What you will do:
Select all lines with the string "сукоб" in them, and copy those lines.

Given records:
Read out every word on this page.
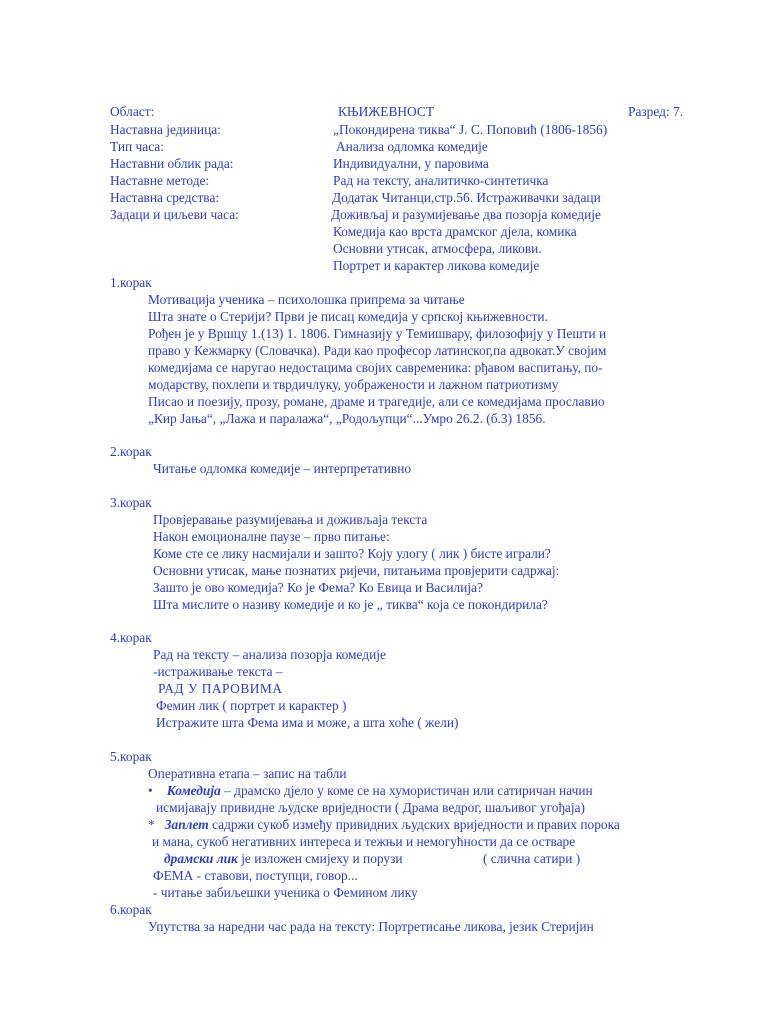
Област:	КЊИЖЕВНОСТ	Разред: 7.
Наставна јединица:	„Покондирена тиква“ Ј. С. Поповић (1806-1856)
Тип часа:	Анализа одломка комедије
Наставни облик рада:	Индивидуални, у паровима
Наставне методе:	Рад на тексту, аналитичко-синтетичка
Наставна средства:	Додатак Читанци,стр.56. Истраживачки задаци
Задаци и циљеви часа:	Доживљај и разумијевање два позорја комедије
Комедија као врста драмског дјела, комика
Основни утисак, атмосфера, ликови.
Портрет и карактер ликова комедије
1.корак
Мотивација ученика – психолошка припрема за читање
Шта знате о Стерији? Први је писац комедија у српској књижевности.
Рођен је у Вршцу 1.(13) 1. 1806. Гимназију у Темишвару, филозофију у Пешти и
право у Кежмарку (Словачка). Ради као професор латинског,па адвокат.У својим
комедијама се наругао недостацима својих савременика: рђавом васпитању, по-
модарству, похлепи и тврдичлуку, уображености и лажном патриотизму
Писао и поезију, прозу, романе, драме и трагедије, али се комедијама прославио
„Кир Јања“, „Лажа и паралажа“, „Родољупци“...Умро 26.2. (б.3) 1856.
2.корак
Читање одломка комедије – интерпретативно
3.корак
Провјеравање разумијевања и доживљаја текста
Након емоционалне паузе – прво питање:
Коме сте се лику насмијали и зашто? Коју улогу ( лик ) бисте играли?
Основни утисак, мање познатих ријечи, питањима провјерити садржај:
Зашто је ово комедија? Ко је Фема? Ко Евица и Василија?
Шта мислите о називу комедије и ко је „ тиква“ која се покондирила?
4.корак
Рад на тексту – анализа позорја комедије
-истраживање текста –
РАД У ПАРОВИМА
Фемин лик ( портрет и карактер )
Истражите шта Фема има и може, а шта хоће ( жели)
5.корак
Оперативна етапа – запис на табли
• Комедија – драмско дјело у коме се на хумористичан или сатиричан начин
исмијавају привидне људске вриједности ( Драма ведрог, шаљивог угођаја)
* Заплет садржи сукоб између привидних људских вриједности и правих порока
и мана, сукоб негативних интереса и тежњи и немогућности да се остваре
драмски лик је изложен смијеху и порузи	( слична сатири )
ФЕМА - ставови, поступци, говор...
- читање забиљешки ученика о Фемином лику
6.корак
Упутства за наредни час рада на тексту: Портретисање ликова, језик Стеријин
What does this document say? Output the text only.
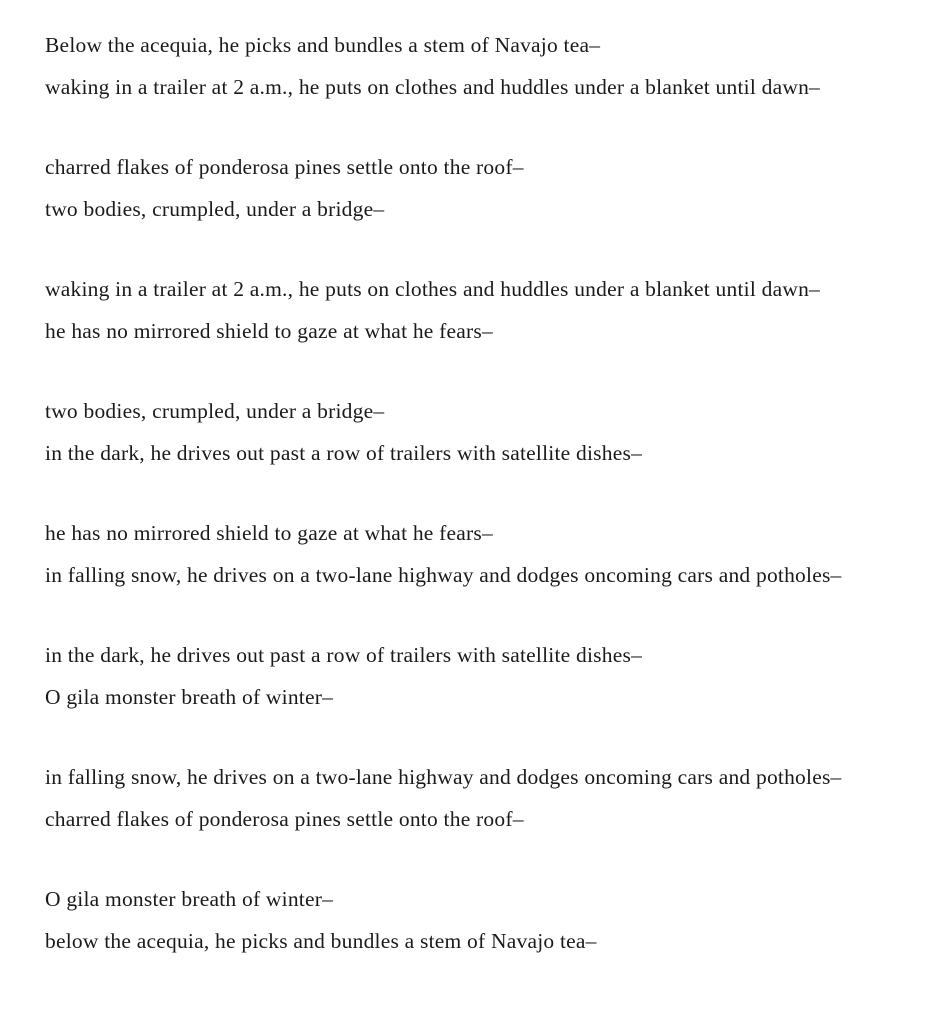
Below the acequia, he picks and bundles a stem of Navajo tea–
waking in a trailer at 2 a.m., he puts on clothes and huddles under a blanket until dawn–
charred flakes of ponderosa pines settle onto the roof–
two bodies, crumpled, under a bridge–
waking in a trailer at 2 a.m., he puts on clothes and huddles under a blanket until dawn–
he has no mirrored shield to gaze at what he fears–
two bodies, crumpled, under a bridge–
in the dark, he drives out past a row of trailers with satellite dishes–
he has no mirrored shield to gaze at what he fears–
in falling snow, he drives on a two-lane highway and dodges oncoming cars and potholes–
in the dark, he drives out past a row of trailers with satellite dishes–
O gila monster breath of winter–
in falling snow, he drives on a two-lane highway and dodges oncoming cars and potholes–
charred flakes of ponderosa pines settle onto the roof–
O gila monster breath of winter–
below the acequia, he picks and bundles a stem of Navajo tea–
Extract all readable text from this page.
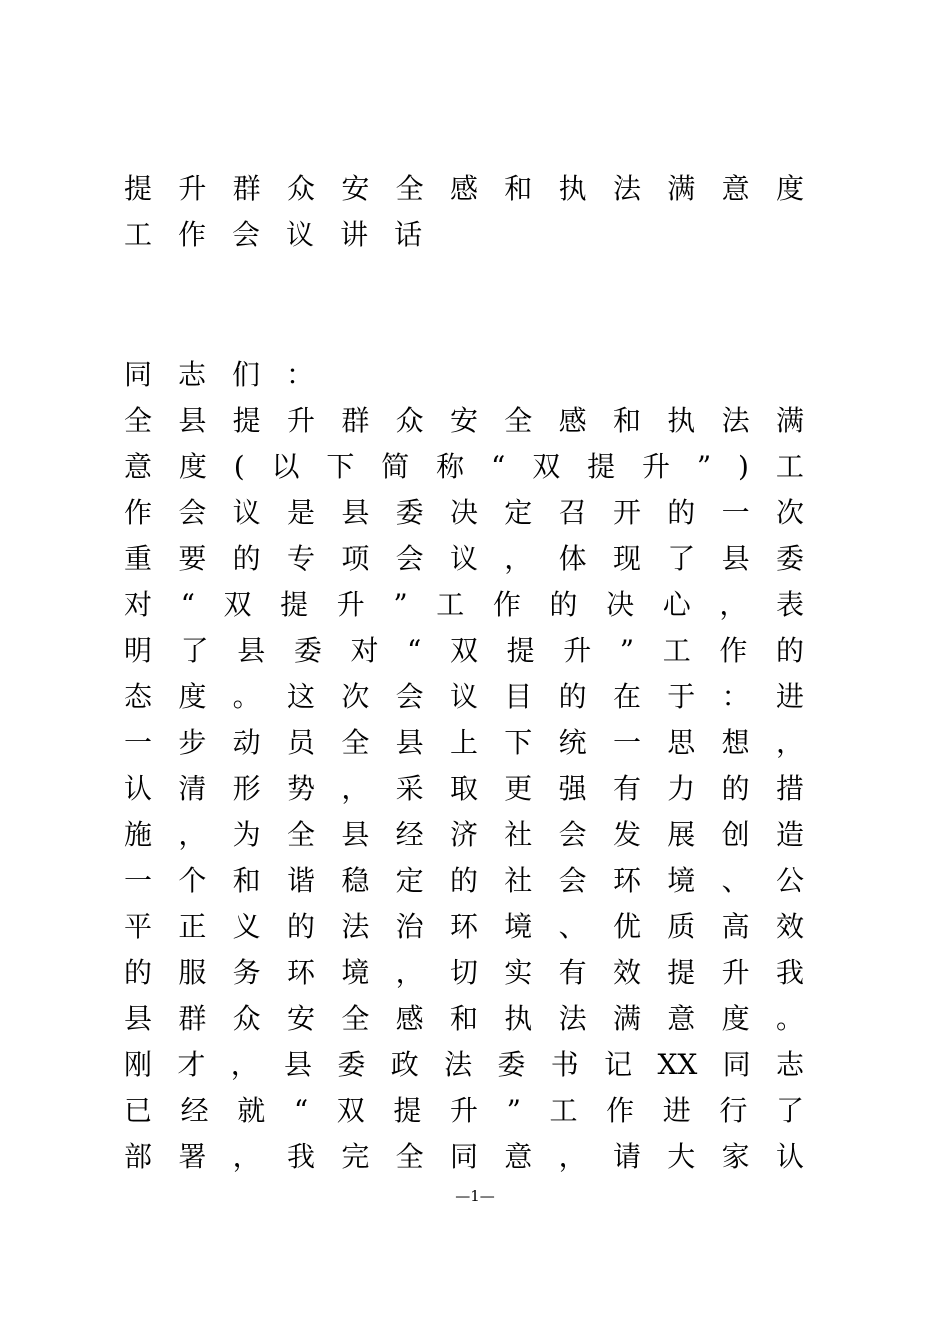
提 升 群 众 安 全 感 和 执 法 满 意 度
工 作 会 议 讲 话
同 志 们 ：
全 县 提 升 群 众 安 全 感 和 执 法 满
意 度 ( 以 下 简 称 “ 双 提 升 ” ) 工
作 会 议 是 县 委 决 定 召 开 的 一 次
重 要 的 专 项 会 议 ， 体 现 了 县 委
对 “ 双 提 升 ” 工 作 的 决 心 ， 表
明 了 县 委 对 “ 双 提 升 ” 工 作 的
态 度 。 这 次 会 议 目 的 在 于 ： 进
一 步 动 员 全 县 上 下 统 一 思 想 ，
认 清 形 势 ， 采 取 更 强 有 力 的 措
施 ， 为 全 县 经 济 社 会 发 展 创 造
一 个 和 谐 稳 定 的 社 会 环 境 、 公
平 正 义 的 法 治 环 境 、 优 质 高 效
的 服 务 环 境 ， 切 实 有 效 提 升 我
县 群 众 安 全 感 和 执 法 满 意 度 。
刚 才 ， 县 委 政 法 委 书 记 XX 同 志
已 经 就 “ 双 提 升 ” 工 作 进 行 了
部 署 ， 我 完 全 同 意 ， 请 大 家 认
—1—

Output of the task:
* Заплет садржи сукоб између привидних људских вриједности и правих порока
и мана, сукоб негативних интереса и тежњи и немогућности да се остваре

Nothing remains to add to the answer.